◆ WORK REQUIRED:
Pick out each line in these entries that contains the string "recycled".

◆ INPUT FOR THIS TASK:
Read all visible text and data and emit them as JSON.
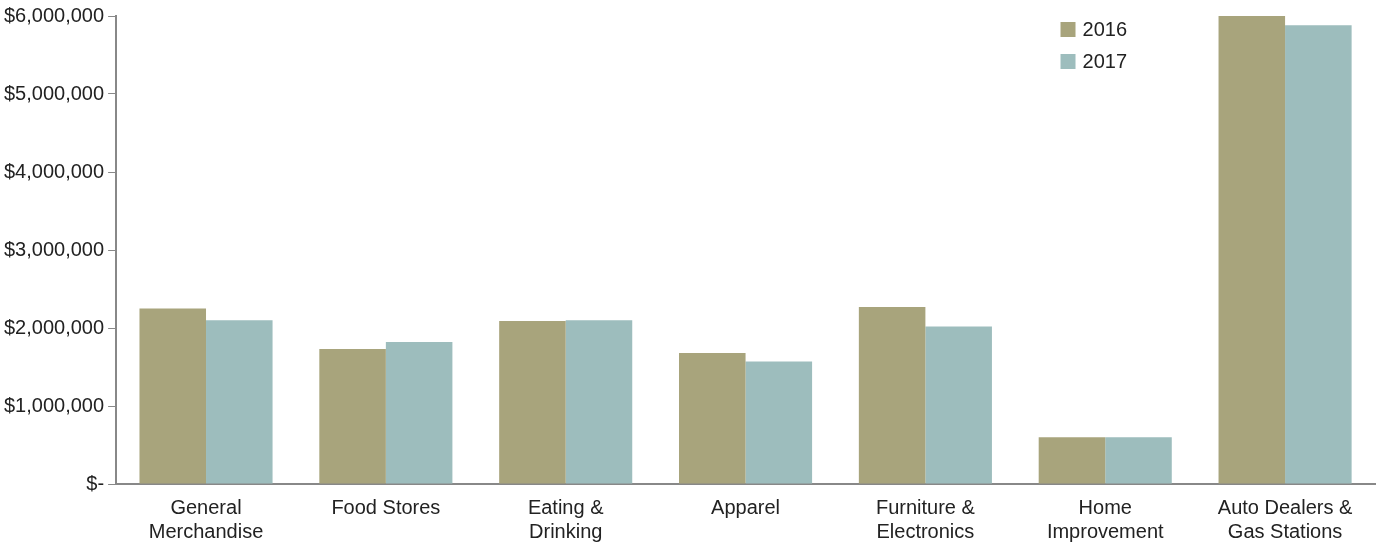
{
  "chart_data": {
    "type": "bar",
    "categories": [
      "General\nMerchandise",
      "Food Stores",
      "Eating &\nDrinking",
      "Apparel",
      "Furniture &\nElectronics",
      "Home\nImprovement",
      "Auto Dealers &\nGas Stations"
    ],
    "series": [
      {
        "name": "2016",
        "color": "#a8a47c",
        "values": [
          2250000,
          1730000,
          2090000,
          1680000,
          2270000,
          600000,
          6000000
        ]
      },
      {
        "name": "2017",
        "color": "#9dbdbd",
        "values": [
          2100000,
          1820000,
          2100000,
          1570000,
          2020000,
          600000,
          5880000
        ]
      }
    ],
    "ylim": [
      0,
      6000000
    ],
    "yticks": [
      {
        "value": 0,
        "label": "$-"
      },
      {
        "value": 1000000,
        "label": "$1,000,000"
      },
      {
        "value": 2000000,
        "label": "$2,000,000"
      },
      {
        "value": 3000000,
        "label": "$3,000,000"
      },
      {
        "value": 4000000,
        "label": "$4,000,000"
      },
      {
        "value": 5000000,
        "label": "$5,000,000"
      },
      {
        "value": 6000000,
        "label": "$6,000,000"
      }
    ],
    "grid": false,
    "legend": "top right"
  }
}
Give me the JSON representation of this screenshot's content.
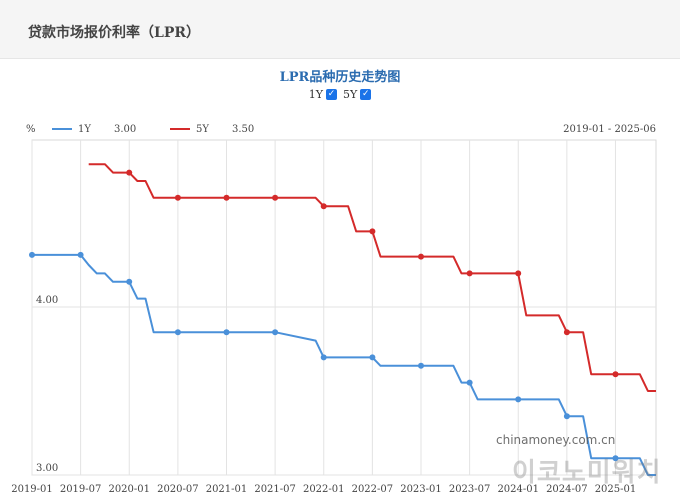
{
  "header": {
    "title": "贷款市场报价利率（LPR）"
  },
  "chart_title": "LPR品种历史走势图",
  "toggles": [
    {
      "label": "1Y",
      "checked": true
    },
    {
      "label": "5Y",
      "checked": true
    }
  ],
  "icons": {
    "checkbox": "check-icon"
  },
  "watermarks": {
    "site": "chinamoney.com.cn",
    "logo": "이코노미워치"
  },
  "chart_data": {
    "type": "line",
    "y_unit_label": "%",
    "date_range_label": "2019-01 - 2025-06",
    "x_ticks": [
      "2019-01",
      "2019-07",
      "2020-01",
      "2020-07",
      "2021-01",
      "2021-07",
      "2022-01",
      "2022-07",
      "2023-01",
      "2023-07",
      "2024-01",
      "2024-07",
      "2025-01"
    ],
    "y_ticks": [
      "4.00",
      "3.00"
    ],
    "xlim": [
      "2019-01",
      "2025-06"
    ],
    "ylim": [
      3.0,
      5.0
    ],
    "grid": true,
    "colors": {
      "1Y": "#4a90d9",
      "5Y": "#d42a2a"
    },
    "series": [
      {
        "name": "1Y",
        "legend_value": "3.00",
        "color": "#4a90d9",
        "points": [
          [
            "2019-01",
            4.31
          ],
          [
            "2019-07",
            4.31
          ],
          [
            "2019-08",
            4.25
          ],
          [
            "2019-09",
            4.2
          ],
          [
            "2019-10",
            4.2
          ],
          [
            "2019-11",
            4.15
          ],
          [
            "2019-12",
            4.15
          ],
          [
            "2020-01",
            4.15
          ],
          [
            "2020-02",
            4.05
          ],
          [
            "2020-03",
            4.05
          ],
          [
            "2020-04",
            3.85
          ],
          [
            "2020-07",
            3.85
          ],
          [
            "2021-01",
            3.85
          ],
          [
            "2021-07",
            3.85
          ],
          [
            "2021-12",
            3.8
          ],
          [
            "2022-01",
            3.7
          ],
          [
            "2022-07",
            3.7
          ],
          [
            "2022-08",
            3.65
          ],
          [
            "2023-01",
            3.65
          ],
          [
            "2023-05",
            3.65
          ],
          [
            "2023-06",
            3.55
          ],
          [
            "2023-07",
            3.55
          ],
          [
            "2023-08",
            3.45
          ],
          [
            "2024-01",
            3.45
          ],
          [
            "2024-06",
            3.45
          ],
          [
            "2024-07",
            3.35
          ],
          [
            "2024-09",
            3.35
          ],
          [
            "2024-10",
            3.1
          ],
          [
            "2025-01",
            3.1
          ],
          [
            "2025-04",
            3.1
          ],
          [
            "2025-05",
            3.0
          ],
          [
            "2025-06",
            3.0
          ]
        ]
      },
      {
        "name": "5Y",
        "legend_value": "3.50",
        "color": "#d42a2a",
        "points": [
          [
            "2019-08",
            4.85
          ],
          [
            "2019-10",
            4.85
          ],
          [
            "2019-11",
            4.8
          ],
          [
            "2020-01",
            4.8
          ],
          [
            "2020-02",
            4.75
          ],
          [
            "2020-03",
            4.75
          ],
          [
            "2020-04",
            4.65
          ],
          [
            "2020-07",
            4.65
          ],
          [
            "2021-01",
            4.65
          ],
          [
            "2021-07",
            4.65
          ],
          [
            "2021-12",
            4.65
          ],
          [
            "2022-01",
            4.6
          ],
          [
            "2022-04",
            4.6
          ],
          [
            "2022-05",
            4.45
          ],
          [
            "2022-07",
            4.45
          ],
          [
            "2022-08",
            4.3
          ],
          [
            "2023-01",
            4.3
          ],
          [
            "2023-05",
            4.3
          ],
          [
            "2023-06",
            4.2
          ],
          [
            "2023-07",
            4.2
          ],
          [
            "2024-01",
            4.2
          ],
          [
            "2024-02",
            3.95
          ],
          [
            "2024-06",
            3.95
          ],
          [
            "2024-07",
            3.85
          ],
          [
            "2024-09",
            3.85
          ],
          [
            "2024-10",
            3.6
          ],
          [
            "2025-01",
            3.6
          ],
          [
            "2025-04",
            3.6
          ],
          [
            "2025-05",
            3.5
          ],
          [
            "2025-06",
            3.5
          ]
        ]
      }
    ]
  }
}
--
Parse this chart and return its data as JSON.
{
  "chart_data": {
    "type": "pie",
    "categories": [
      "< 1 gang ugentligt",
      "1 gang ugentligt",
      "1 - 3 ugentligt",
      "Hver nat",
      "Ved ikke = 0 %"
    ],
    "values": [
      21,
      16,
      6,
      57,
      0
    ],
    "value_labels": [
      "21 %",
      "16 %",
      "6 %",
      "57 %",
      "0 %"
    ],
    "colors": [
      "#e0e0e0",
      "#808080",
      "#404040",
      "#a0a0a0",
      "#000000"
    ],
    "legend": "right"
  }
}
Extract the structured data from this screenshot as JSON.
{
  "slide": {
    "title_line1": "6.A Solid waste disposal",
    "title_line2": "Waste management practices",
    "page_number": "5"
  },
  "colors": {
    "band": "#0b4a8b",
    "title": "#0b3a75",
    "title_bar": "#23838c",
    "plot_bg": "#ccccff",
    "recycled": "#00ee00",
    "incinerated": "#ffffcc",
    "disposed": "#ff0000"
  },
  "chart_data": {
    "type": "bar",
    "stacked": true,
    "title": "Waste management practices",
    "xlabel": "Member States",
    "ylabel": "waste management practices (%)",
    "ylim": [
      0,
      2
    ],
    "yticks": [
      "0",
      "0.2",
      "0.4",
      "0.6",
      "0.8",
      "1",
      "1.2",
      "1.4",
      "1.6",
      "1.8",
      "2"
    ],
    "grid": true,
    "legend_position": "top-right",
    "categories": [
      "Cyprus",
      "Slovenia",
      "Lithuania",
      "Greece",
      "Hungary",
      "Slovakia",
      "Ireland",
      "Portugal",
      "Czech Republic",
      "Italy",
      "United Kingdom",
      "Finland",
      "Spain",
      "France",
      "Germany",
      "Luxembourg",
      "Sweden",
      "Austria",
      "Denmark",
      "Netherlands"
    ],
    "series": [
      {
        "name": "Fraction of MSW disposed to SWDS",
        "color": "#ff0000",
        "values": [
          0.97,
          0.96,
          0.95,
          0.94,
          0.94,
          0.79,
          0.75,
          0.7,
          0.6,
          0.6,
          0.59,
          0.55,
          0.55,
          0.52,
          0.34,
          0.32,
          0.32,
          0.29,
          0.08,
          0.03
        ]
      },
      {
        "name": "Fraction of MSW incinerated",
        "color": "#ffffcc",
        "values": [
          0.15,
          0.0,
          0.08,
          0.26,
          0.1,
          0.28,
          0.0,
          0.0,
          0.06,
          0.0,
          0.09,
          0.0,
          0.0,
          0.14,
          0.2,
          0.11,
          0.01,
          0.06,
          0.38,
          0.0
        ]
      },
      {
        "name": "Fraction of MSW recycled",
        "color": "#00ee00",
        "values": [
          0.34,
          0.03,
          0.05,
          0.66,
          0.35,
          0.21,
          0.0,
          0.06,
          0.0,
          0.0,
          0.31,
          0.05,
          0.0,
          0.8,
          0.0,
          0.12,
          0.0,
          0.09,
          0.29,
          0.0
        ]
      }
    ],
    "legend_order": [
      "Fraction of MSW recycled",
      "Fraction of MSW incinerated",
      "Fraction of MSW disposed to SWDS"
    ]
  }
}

◆ EXERCISE RESULT:
    "recycled": "#00ee00",
        "name": "Fraction of MSW recycled",
      "Fraction of MSW recycled",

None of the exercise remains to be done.